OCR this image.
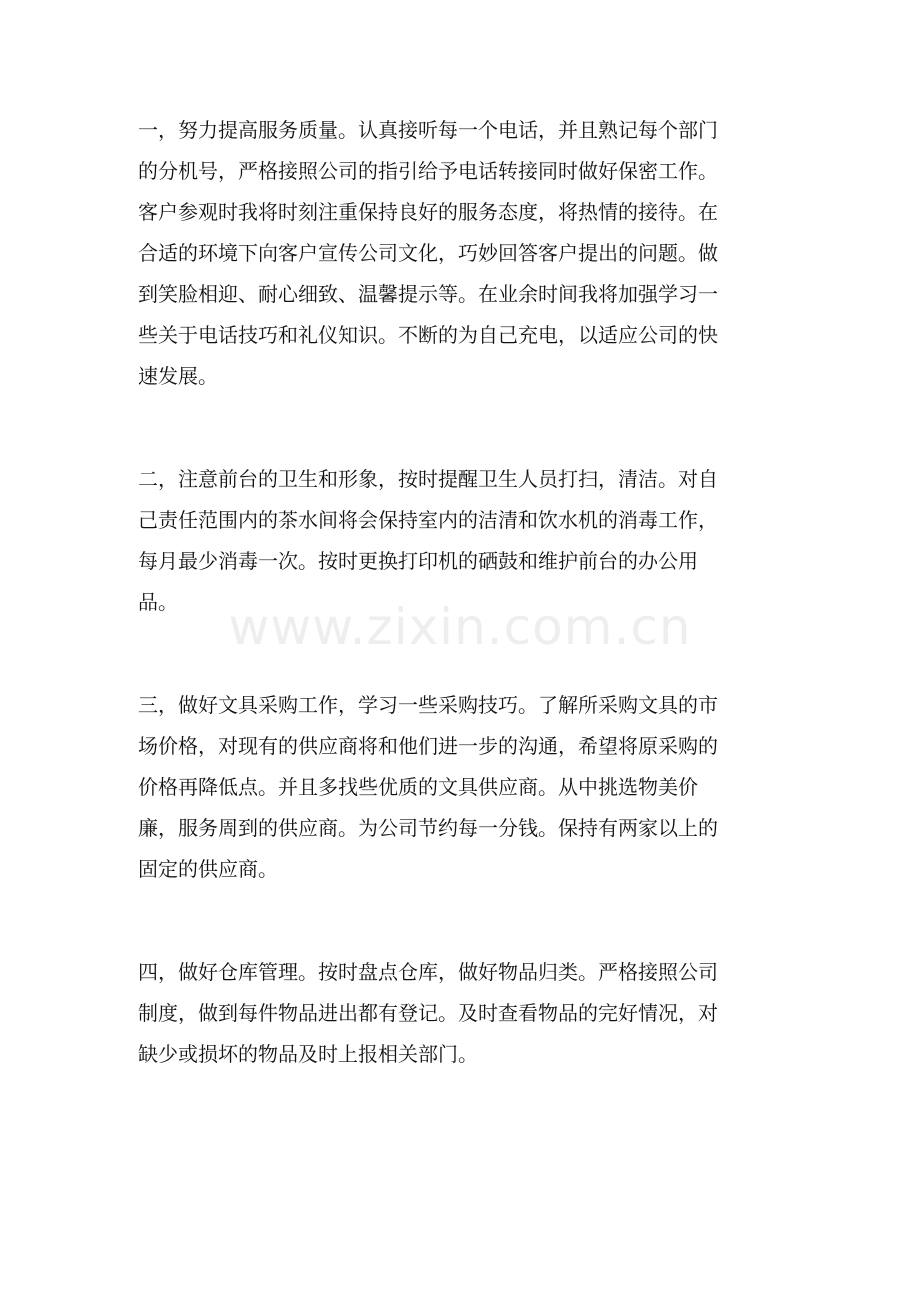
一，努力提高服务质量。认真接听每一个电话，并且熟记每个部门
的分机号，严格接照公司的指引给予电话转接同时做好保密工作。
客户参观时我将时刻注重保持良好的服务态度，将热情的接待。在
合适的环境下向客户宣传公司文化，巧妙回答客户提出的问题。做
到笑脸相迎、耐心细致、温馨提示等。在业余时间我将加强学习一
些关于电话技巧和礼仪知识。不断的为自己充电，以适应公司的快
速发展。

二，注意前台的卫生和形象，按时提醒卫生人员打扫，清洁。对自
己责任范围内的茶水间将会保持室内的洁清和饮水机的消毒工作，
每月最少消毒一次。按时更换打印机的硒鼓和维护前台的办公用
品。

三，做好文具采购工作，学习一些采购技巧。了解所采购文具的市
场价格，对现有的供应商将和他们进一步的沟通，希望将原采购的
价格再降低点。并且多找些优质的文具供应商。从中挑选物美价
廉，服务周到的供应商。为公司节约每一分钱。保持有两家以上的
固定的供应商。

四，做好仓库管理。按时盘点仓库，做好物品归类。严格接照公司
制度，做到每件物品进出都有登记。及时查看物品的完好情况，对
缺少或损坏的物品及时上报相关部门。

www.zixin.com.cn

^^^^

Skip the pictures, then retype every line above exactly.

THE RESULT
OCR this image.
一，努力提高服务质量。认真接听每一个电话，并且熟记每个部门
的分机号，严格接照公司的指引给予电话转接同时做好保密工作。
客户参观时我将时刻注重保持良好的服务态度，将热情的接待。在
合适的环境下向客户宣传公司文化，巧妙回答客户提出的问题。做
到笑脸相迎、耐心细致、温馨提示等。在业余时间我将加强学习一
些关于电话技巧和礼仪知识。不断的为自己充电，以适应公司的快
速发展。

二，注意前台的卫生和形象，按时提醒卫生人员打扫，清洁。对自
己责任范围内的茶水间将会保持室内的洁清和饮水机的消毒工作，
每月最少消毒一次。按时更换打印机的硒鼓和维护前台的办公用
品。

三，做好文具采购工作，学习一些采购技巧。了解所采购文具的市
场价格，对现有的供应商将和他们进一步的沟通，希望将原采购的
价格再降低点。并且多找些优质的文具供应商。从中挑选物美价
廉，服务周到的供应商。为公司节约每一分钱。保持有两家以上的
固定的供应商。

四，做好仓库管理。按时盘点仓库，做好物品归类。严格接照公司
制度，做到每件物品进出都有登记。及时查看物品的完好情况，对
缺少或损坏的物品及时上报相关部门。

www.zixin.com.cn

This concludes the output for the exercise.